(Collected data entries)
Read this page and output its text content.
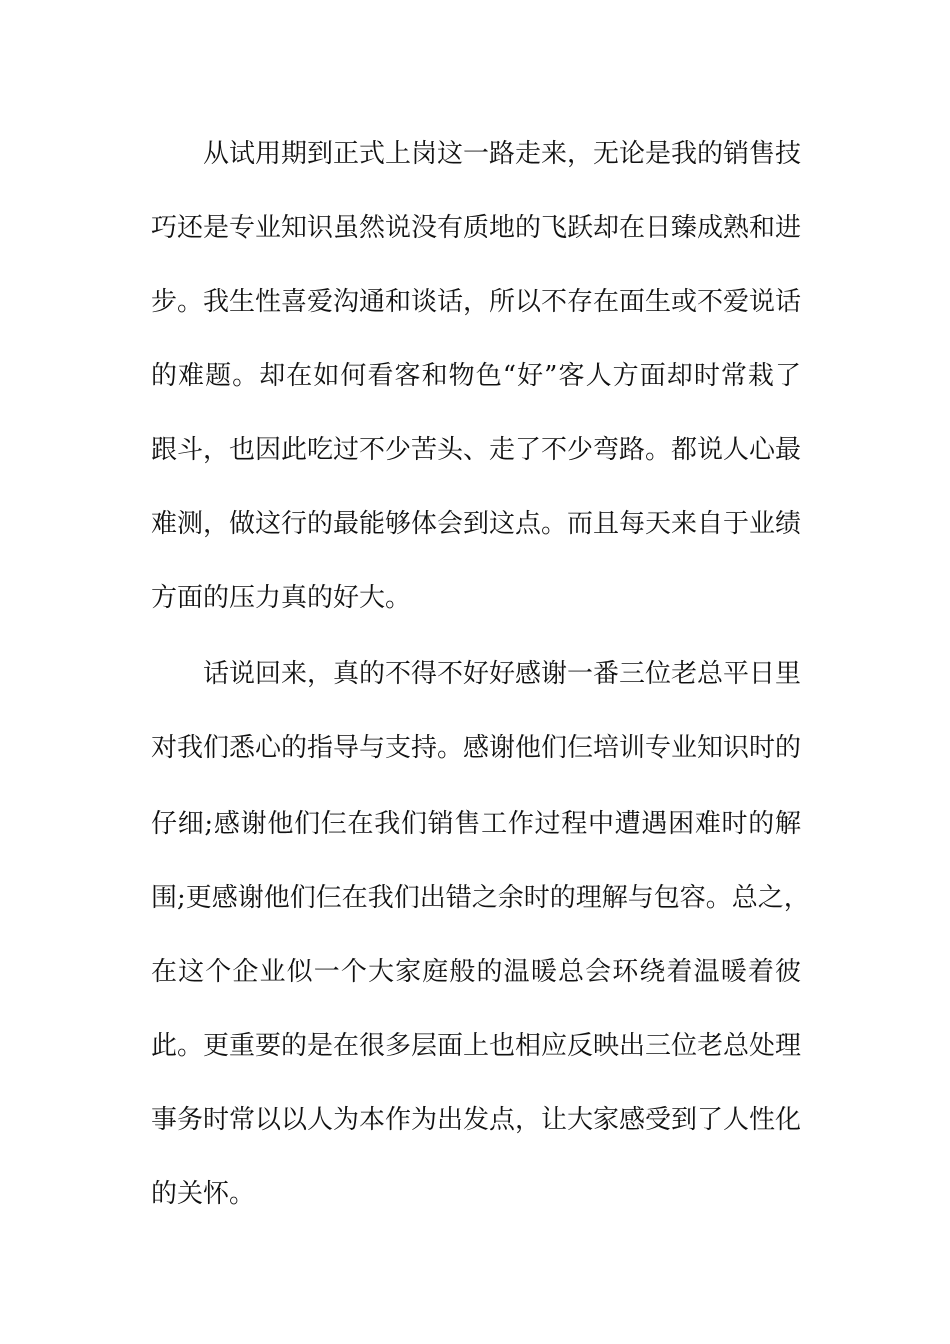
从试用期到正式上岗这一路走来，无论是我的销售技
巧还是专业知识虽然说没有质地的飞跃却在日臻成熟和进
步。我生性喜爱沟通和谈话，所以不存在面生或不爱说话
的难题。却在如何看客和物色“好”客人方面却时常栽了
跟斗，也因此吃过不少苦头、走了不少弯路。都说人心最
难测，做这行的最能够体会到这点。而且每天来自于业绩
方面的压力真的好大。
话说回来，真的不得不好好感谢一番三位老总平日里
对我们悉心的指导与支持。感谢他们仨培训专业知识时的
仔细;感谢他们仨在我们销售工作过程中遭遇困难时的解
围;更感谢他们仨在我们出错之余时的理解与包容。总之，
在这个企业似一个大家庭般的温暖总会环绕着温暖着彼
此。更重要的是在很多层面上也相应反映出三位老总处理
事务时常以以人为本作为出发点，让大家感受到了人性化
的关怀。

_EXERCISE DETAILS_
Output the data above without changes, apart from leaving out the pictures.

_WRITTEN RESPONSE_
Read this page and output its text content.
从试用期到正式上岗这一路走来，无论是我的销售技
巧还是专业知识虽然说没有质地的飞跃却在日臻成熟和进
步。我生性喜爱沟通和谈话，所以不存在面生或不爱说话
的难题。却在如何看客和物色“好”客人方面却时常栽了
跟斗，也因此吃过不少苦头、走了不少弯路。都说人心最
难测，做这行的最能够体会到这点。而且每天来自于业绩
方面的压力真的好大。
话说回来，真的不得不好好感谢一番三位老总平日里
对我们悉心的指导与支持。感谢他们仨培训专业知识时的
仔细;感谢他们仨在我们销售工作过程中遭遇困难时的解
围;更感谢他们仨在我们出错之余时的理解与包容。总之，
在这个企业似一个大家庭般的温暖总会环绕着温暖着彼
此。更重要的是在很多层面上也相应反映出三位老总处理
事务时常以以人为本作为出发点，让大家感受到了人性化
的关怀。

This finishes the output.